§ BRIEF 1
According to the Skype outage article, how long did the failure of the P2P network last?
§ BRIEF 2
Pick up the Skype outage article after its final sentence and keep writing.

§ SELECTED PASSAGE

Skype CIO Apologizes for Outage: Lessons for VARs and MSPs in the Cloud
When a cloud service goes dark, somebody has to step up to the microphone, apologize, explain what went wrong, and describe how similar outages will be avoided in the future. Such was the case this week for Skype CIO Lars Rabbe, who has posted a blog entry describing Skype’s recent outage and corrective measures. But there’s a bigger issue looming for VARs, managed services providers (MSPs) and cloud integrators: Can you really trust a single cloud service provider for mission-critical offerings like VoIP? Or do channel partners need to hedge their bets?
Of course, TalkinCloud needs to point out that Skype isn’t a traditional cloud platform. Instead, Skype leverages a peer-to-peer design. In a December 29 post, Rabbe wrote: “Last week, the P2P network became unstable and suffered a critical failure. The failure lasted approximately 24 hours from December 22, 0800 PST/1600 GMT to December 23, 0800 PST/1600 GMT.”
Rabbe goes on to describe what caused the failure (basically, a bug in Skype for Windows client version 5.0.0152), recovery measures and a four-step process that aims to prevent similar outages in the future. The four-step effort, word for word from Rabbe, involves:
- First, we will continue to examine our software for potential issues, and provide ‘hotfixes’ where appropriate, for download or automatic delivery to our users. Since a bug was identified in Skype for Windows (version 5.0.0.152), we had provided a fix to v5.0 of our Windows software prior to the incident, and we will provide further updates for download this week. We will also be reviewing our processes for providing ‘automatic’ updates to our users so that we can help keep everyone on the latest Skype software. We believe these measures will reduce the possibility of this type of failure occurring again.

§ DATA ROWS
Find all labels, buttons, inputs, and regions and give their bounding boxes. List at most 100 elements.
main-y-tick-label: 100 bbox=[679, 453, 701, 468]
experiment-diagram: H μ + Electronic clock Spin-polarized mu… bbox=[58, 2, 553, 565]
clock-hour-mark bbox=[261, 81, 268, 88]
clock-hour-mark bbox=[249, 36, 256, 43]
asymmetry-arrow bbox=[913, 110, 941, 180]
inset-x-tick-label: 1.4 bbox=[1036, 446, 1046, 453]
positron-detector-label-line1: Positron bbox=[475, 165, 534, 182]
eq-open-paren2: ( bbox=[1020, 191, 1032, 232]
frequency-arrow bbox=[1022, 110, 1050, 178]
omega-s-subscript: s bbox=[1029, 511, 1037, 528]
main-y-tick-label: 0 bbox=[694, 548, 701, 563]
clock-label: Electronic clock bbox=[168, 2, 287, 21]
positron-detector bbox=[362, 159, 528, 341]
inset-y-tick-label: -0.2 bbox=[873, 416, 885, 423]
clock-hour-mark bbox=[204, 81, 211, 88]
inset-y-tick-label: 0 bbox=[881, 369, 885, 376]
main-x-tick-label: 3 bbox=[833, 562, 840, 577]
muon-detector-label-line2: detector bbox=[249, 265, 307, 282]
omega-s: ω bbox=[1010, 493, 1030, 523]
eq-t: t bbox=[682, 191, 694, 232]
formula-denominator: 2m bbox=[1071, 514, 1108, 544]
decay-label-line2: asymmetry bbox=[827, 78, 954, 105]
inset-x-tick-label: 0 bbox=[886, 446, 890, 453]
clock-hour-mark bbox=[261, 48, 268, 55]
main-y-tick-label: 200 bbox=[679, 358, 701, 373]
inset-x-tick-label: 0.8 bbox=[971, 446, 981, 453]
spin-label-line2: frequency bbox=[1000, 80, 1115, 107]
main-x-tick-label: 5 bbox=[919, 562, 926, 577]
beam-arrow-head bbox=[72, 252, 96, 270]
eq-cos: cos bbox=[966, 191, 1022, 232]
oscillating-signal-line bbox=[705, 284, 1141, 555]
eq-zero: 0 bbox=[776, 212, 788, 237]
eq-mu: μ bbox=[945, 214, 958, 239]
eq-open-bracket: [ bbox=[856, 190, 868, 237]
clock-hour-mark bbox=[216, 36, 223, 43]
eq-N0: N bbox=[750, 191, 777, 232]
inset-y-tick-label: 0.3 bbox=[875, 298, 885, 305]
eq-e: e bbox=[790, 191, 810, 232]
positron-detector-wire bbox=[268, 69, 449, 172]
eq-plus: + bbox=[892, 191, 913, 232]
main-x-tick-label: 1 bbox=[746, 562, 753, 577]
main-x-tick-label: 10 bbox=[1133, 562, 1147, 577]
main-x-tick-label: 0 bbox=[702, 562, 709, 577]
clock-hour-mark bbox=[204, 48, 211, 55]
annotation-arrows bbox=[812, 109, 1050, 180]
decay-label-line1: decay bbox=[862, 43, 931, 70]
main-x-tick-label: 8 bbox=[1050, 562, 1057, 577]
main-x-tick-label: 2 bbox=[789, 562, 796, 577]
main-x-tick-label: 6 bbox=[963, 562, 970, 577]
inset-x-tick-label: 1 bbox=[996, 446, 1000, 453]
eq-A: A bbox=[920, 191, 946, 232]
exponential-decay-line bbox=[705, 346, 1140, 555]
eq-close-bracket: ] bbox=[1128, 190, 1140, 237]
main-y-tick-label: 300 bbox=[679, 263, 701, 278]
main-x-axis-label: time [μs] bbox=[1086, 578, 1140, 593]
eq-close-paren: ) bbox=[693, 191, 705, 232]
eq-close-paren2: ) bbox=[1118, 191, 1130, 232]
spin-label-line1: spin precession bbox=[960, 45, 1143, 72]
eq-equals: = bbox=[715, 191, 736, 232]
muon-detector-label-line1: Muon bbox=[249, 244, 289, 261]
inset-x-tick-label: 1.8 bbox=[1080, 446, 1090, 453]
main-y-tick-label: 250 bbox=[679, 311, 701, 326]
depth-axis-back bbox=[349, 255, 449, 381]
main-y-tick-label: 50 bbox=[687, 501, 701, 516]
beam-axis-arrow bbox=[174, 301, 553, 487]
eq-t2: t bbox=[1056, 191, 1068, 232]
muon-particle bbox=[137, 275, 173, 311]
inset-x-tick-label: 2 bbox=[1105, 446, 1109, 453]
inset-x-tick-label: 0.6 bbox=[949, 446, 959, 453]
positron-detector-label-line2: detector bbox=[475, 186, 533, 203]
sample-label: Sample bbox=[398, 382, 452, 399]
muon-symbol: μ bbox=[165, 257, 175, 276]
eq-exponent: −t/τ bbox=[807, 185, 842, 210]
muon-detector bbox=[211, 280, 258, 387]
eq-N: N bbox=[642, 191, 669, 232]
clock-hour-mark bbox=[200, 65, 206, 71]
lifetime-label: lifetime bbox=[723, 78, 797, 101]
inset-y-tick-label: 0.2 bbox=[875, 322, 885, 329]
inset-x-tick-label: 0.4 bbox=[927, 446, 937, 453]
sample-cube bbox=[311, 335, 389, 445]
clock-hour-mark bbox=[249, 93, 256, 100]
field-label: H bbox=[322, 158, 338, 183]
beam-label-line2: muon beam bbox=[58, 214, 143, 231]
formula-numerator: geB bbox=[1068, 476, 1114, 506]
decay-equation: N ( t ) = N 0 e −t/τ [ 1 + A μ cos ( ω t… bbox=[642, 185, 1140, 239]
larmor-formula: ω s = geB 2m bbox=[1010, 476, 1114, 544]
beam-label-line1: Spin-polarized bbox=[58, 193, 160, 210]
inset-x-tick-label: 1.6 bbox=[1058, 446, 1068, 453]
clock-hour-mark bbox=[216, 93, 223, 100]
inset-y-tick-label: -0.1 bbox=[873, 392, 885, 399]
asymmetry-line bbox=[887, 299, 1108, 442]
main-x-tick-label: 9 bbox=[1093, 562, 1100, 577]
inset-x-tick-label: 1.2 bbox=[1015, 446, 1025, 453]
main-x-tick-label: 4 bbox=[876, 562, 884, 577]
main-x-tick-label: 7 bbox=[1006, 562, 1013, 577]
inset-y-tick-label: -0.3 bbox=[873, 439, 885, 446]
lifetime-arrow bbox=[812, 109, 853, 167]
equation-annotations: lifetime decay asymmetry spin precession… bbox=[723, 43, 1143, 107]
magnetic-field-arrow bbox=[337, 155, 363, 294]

§ EXERCISE OUTPUT 1
Approximately 24 hours, from December 22, 0800 PST/1600 GMT to December 23, 0800 PST/1600 GMT.

§ EXERCISE OUTPUT 2
- Second, we are learning the lessons we can from this incident and reviewing our processes and procedures, looking in particular for ways in which we can detect problems more quickly to potentially avoid such outages altogether, and ways to recover the system more rapidly after a failure.
- Third, while our Windows v5 software release was subject to extensive internal testing and months of Beta testing with hundreds of thousands of users, we will be reviewing our testing processes to determine better ways of detecting and avoiding bugs which could affect the system.
- Finally, as we continue to grow, we will keep under constant review the capacity of our core systems that support the Skype user base, and continue to invest in both capacity and resilience of these systems. An investment program we initiated a year ago has significantly increased our capacity already and more investment is planned for 2011 both to support the ongoing roll out of our paid and enterprise products, and to continue to support the growth of our core Skype software that we know millions of users rely on every day.
Is An Apology Enough for Partners?
Rabbe also conceded that Skype “fell short in both fulfilling your expectations and communicating with you during this incident.”
Over the past year or two, I’ve read similar apologies following outages at Amazon Web Services, Microsoft BPOS (Business Productivity Suite) and smaller hosted service providers. But here’s where things get difficult in the channel: VARs and MSPs can certainly “monitor” third-party cloud services for end customers. But when Skype, Amazon Web Services, Microsoft BPOS and similar systems go dark, channel partners are left powerless. Sure, they can alert customers about the outage but the partner can’t impact how or when the service comes back online.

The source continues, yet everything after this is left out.